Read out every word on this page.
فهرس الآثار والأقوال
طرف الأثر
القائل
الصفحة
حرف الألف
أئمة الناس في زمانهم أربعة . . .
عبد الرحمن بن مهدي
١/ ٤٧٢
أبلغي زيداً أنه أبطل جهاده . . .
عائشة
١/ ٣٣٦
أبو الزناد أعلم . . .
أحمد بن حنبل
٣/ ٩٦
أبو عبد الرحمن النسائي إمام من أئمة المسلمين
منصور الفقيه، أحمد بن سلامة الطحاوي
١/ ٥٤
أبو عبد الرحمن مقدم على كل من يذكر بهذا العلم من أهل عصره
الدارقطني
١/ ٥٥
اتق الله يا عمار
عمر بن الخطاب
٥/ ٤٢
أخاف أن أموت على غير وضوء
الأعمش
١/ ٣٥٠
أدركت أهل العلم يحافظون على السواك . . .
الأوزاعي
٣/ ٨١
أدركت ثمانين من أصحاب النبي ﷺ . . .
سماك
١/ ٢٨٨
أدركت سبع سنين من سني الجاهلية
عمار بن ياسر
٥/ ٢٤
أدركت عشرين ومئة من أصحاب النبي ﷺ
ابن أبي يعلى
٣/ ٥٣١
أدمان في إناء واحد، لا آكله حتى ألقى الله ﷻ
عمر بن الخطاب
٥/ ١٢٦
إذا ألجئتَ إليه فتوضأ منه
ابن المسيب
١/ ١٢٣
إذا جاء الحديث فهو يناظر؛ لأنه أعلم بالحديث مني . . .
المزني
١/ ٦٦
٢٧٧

※ ※ ※

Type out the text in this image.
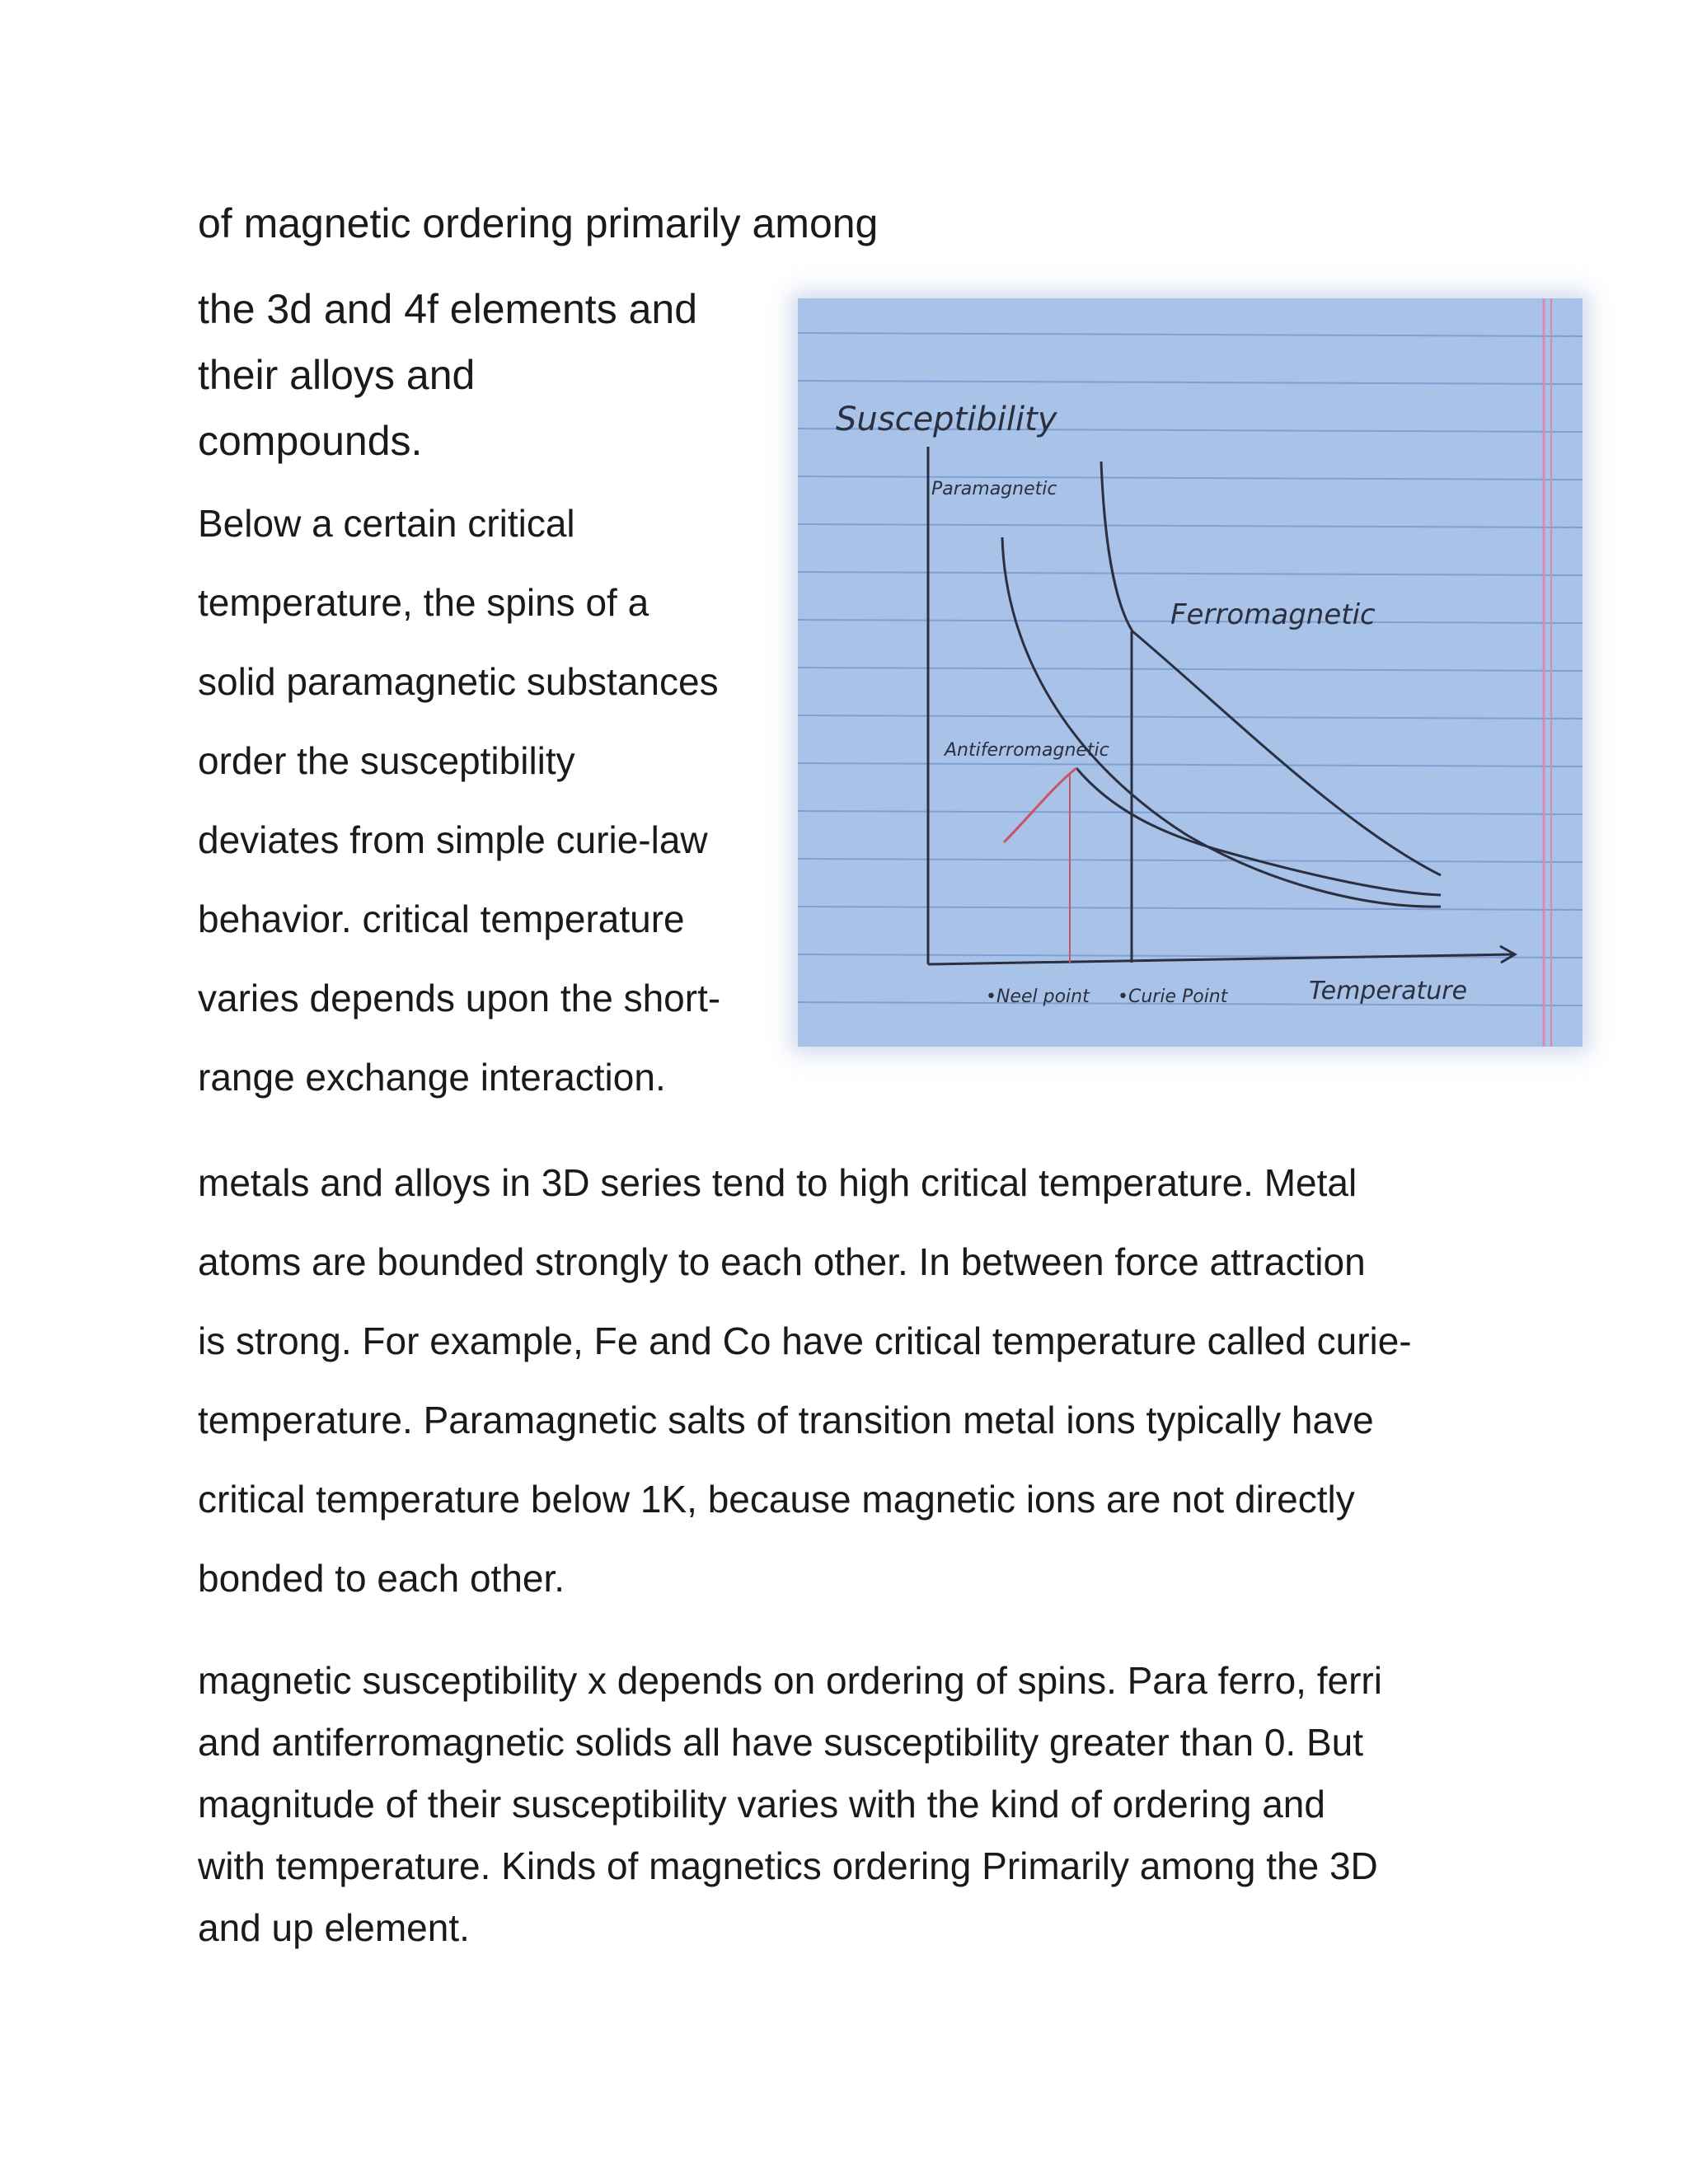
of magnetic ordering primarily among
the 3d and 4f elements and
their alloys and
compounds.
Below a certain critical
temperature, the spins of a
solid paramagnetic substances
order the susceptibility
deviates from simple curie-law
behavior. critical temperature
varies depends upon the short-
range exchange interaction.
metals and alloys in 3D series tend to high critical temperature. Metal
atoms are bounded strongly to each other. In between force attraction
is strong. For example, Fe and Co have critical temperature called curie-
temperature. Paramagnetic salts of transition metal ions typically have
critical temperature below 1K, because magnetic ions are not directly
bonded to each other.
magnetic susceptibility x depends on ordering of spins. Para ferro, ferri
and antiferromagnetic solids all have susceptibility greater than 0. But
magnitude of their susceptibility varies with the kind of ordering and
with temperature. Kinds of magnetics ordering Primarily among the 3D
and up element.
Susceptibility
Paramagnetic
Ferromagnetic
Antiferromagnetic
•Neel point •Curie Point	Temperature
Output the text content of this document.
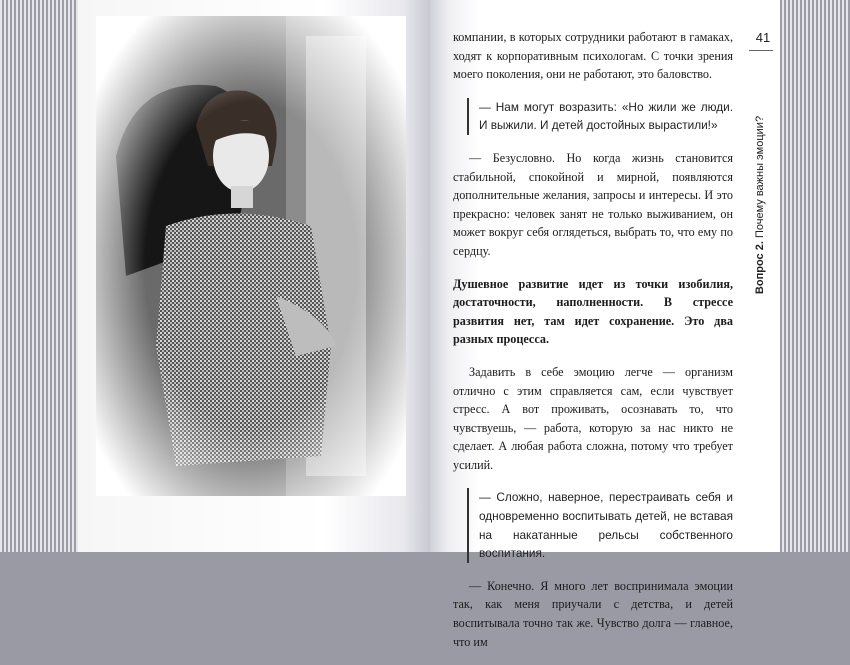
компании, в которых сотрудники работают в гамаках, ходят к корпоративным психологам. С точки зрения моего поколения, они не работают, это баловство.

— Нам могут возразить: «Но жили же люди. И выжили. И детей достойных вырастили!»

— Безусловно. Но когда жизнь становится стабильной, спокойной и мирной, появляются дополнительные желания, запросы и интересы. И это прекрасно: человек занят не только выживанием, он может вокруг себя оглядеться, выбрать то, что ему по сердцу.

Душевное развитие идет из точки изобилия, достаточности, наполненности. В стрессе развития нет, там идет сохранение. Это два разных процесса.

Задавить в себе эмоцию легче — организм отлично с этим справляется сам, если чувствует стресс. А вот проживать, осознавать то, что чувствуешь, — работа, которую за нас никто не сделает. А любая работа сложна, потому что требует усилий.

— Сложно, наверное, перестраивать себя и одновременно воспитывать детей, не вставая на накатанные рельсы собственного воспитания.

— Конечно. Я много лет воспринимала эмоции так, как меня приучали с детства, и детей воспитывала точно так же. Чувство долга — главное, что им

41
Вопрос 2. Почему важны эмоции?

※ ※ ※

Show the lines from the data above that contain the string "have".

is strong. For example, Fe and Co have critical temperature called curie-
temperature. Paramagnetic salts of transition metal ions typically have
and antiferromagnetic solids all have susceptibility greater than 0. But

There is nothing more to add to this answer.